The task:
Print all the data, keeping every line exactly as it is.

Provided data:
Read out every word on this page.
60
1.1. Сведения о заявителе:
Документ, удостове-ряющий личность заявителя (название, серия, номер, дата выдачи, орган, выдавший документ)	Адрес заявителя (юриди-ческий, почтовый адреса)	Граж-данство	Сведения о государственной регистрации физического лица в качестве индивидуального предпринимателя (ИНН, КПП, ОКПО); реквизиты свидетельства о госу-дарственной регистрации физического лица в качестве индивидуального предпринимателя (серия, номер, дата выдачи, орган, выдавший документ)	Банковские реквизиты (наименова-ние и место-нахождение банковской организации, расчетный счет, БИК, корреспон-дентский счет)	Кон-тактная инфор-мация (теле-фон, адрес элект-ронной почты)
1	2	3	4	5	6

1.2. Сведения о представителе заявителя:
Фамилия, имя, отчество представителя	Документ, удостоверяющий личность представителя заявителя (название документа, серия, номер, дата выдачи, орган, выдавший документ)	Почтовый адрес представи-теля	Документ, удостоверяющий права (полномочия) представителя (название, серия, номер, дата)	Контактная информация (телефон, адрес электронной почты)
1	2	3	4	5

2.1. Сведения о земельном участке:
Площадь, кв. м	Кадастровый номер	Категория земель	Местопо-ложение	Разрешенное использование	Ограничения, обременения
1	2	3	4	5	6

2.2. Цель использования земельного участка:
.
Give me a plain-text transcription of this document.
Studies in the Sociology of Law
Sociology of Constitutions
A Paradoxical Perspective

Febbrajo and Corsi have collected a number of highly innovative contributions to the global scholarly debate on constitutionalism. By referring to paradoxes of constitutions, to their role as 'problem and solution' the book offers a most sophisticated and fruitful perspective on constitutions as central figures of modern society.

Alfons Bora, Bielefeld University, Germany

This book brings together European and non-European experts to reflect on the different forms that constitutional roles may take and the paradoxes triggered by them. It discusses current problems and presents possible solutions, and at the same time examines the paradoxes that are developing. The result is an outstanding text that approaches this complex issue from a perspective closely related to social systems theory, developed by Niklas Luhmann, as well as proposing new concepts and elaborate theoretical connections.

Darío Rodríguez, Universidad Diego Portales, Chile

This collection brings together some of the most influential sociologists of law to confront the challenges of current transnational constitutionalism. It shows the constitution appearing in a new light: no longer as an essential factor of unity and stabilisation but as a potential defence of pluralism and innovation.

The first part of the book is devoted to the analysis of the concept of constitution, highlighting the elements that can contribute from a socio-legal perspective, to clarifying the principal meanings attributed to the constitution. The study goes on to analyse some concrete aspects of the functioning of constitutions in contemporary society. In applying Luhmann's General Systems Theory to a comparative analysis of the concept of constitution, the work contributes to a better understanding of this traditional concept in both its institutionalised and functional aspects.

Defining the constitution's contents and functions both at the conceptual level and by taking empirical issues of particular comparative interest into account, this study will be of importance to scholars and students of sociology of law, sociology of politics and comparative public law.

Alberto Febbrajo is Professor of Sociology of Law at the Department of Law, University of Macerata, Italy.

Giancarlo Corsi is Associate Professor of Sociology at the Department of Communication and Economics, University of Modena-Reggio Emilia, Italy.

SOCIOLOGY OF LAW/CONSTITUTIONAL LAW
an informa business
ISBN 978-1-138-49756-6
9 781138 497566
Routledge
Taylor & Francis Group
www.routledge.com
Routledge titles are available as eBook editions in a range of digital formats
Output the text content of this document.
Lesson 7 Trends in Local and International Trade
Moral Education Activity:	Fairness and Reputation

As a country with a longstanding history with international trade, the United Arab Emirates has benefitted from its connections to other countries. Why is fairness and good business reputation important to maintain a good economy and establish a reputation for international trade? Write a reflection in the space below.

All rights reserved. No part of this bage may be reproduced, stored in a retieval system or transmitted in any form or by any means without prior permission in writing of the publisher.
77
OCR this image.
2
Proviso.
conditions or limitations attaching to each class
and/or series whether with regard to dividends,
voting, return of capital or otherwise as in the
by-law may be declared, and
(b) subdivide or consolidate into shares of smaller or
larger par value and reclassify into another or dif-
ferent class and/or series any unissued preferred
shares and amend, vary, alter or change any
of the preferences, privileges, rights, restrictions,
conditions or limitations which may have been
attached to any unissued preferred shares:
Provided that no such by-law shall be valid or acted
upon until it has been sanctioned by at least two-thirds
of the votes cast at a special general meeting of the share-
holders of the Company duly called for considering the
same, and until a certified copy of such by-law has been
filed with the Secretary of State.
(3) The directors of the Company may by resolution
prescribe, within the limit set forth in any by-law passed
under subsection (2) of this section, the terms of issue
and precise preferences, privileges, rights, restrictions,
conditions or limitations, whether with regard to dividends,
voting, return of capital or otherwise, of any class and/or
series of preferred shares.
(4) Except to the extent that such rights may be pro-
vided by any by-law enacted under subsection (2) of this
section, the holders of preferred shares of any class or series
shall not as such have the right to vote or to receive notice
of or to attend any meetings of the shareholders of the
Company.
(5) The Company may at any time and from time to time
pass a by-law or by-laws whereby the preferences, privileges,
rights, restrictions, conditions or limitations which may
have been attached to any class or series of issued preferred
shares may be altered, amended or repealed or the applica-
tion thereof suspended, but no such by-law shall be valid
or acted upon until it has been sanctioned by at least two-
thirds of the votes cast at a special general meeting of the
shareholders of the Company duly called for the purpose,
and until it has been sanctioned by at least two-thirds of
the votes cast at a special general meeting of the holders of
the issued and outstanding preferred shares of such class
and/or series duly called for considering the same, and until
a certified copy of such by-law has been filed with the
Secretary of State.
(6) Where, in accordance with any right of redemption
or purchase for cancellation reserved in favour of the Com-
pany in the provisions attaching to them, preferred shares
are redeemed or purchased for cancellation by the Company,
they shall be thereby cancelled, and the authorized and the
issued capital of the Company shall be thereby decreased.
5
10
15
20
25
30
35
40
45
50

Final result:
Read out every word on this page.
60
1.1. Сведения о заявителе:
Документ, удостове-ряющий личность заявителя (название, серия, номер, дата выдачи, орган, выдавший документ)	Адрес заявителя (юриди-ческий, почтовый адреса)	Граж-данство	Сведения о государственной регистрации физического лица в качестве индивидуального предпринимателя (ИНН, КПП, ОКПО); реквизиты свидетельства о госу-дарственной регистрации физического лица в качестве индивидуального предпринимателя (серия, номер, дата выдачи, орган, выдавший документ)	Банковские реквизиты (наименова-ние и место-нахождение банковской организации, расчетный счет, БИК, корреспон-дентский счет)	Кон-тактная инфор-мация (теле-фон, адрес элект-ронной почты)
1	2	3	4	5	6

1.2. Сведения о представителе заявителя:
Фамилия, имя, отчество представителя	Документ, удостоверяющий личность представителя заявителя (название документа, серия, номер, дата выдачи, орган, выдавший документ)	Почтовый адрес представи-теля	Документ, удостоверяющий права (полномочия) представителя (название, серия, номер, дата)	Контактная информация (телефон, адрес электронной почты)
1	2	3	4	5

2.1. Сведения о земельном участке:
Площадь, кв. м	Кадастровый номер	Категория земель	Местопо-ложение	Разрешенное использование	Ограничения, обременения
1	2	3	4	5	6

2.2. Цель использования земельного участка:
.
Give me a plain-text transcription of this document.
Studies in the Sociology of Law
Sociology of Constitutions
A Paradoxical Perspective

Febbrajo and Corsi have collected a number of highly innovative contributions to the global scholarly debate on constitutionalism. By referring to paradoxes of constitutions, to their role as 'problem and solution' the book offers a most sophisticated and fruitful perspective on constitutions as central figures of modern society.

Alfons Bora, Bielefeld University, Germany

This book brings together European and non-European experts to reflect on the different forms that constitutional roles may take and the paradoxes triggered by them. It discusses current problems and presents possible solutions, and at the same time examines the paradoxes that are developing. The result is an outstanding text that approaches this complex issue from a perspective closely related to social systems theory, developed by Niklas Luhmann, as well as proposing new concepts and elaborate theoretical connections.

Darío Rodríguez, Universidad Diego Portales, Chile

This collection brings together some of the most influential sociologists of law to confront the challenges of current transnational constitutionalism. It shows the constitution appearing in a new light: no longer as an essential factor of unity and stabilisation but as a potential defence of pluralism and innovation.

The first part of the book is devoted to the analysis of the concept of constitution, highlighting the elements that can contribute from a socio-legal perspective, to clarifying the principal meanings attributed to the constitution. The study goes on to analyse some concrete aspects of the functioning of constitutions in contemporary society. In applying Luhmann's General Systems Theory to a comparative analysis of the concept of constitution, the work contributes to a better understanding of this traditional concept in both its institutionalised and functional aspects.

Defining the constitution's contents and functions both at the conceptual level and by taking empirical issues of particular comparative interest into account, this study will be of importance to scholars and students of sociology of law, sociology of politics and comparative public law.

Alberto Febbrajo is Professor of Sociology of Law at the Department of Law, University of Macerata, Italy.

Giancarlo Corsi is Associate Professor of Sociology at the Department of Communication and Economics, University of Modena-Reggio Emilia, Italy.

SOCIOLOGY OF LAW/CONSTITUTIONAL LAW
an informa business
ISBN 978-1-138-49756-6
9 781138 497566
Routledge
Taylor & Francis Group
www.routledge.com
Routledge titles are available as eBook editions in a range of digital formats
Output the text content of this document.
Lesson 7 Trends in Local and International Trade
Moral Education Activity:	Fairness and Reputation

As a country with a longstanding history with international trade, the United Arab Emirates has benefitted from its connections to other countries. Why is fairness and good business reputation important to maintain a good economy and establish a reputation for international trade? Write a reflection in the space below.

All rights reserved. No part of this bage may be reproduced, stored in a retieval system or transmitted in any form or by any means without prior permission in writing of the publisher.
77
OCR this image.
2
Proviso.
conditions or limitations attaching to each class
and/or series whether with regard to dividends,
voting, return of capital or otherwise as in the
by-law may be declared, and
(b) subdivide or consolidate into shares of smaller or
larger par value and reclassify into another or dif-
ferent class and/or series any unissued preferred
shares and amend, vary, alter or change any
of the preferences, privileges, rights, restrictions,
conditions or limitations which may have been
attached to any unissued preferred shares:
Provided that no such by-law shall be valid or acted
upon until it has been sanctioned by at least two-thirds
of the votes cast at a special general meeting of the share-
holders of the Company duly called for considering the
same, and until a certified copy of such by-law has been
filed with the Secretary of State.
(3) The directors of the Company may by resolution
prescribe, within the limit set forth in any by-law passed
under subsection (2) of this section, the terms of issue
and precise preferences, privileges, rights, restrictions,
conditions or limitations, whether with regard to dividends,
voting, return of capital or otherwise, of any class and/or
series of preferred shares.
(4) Except to the extent that such rights may be pro-
vided by any by-law enacted under subsection (2) of this
section, the holders of preferred shares of any class or series
shall not as such have the right to vote or to receive notice
of or to attend any meetings of the shareholders of the
Company.
(5) The Company may at any time and from time to time
pass a by-law or by-laws whereby the preferences, privileges,
rights, restrictions, conditions or limitations which may
have been attached to any class or series of issued preferred
shares may be altered, amended or repealed or the applica-
tion thereof suspended, but no such by-law shall be valid
or acted upon until it has been sanctioned by at least two-
thirds of the votes cast at a special general meeting of the
shareholders of the Company duly called for the purpose,
and until it has been sanctioned by at least two-thirds of
the votes cast at a special general meeting of the holders of
the issued and outstanding preferred shares of such class
and/or series duly called for considering the same, and until
a certified copy of such by-law has been filed with the
Secretary of State.
(6) Where, in accordance with any right of redemption
or purchase for cancellation reserved in favour of the Com-
pany in the provisions attaching to them, preferred shares
are redeemed or purchased for cancellation by the Company,
they shall be thereby cancelled, and the authorized and the
issued capital of the Company shall be thereby decreased.
5
10
15
20
25
30
35
40
45
50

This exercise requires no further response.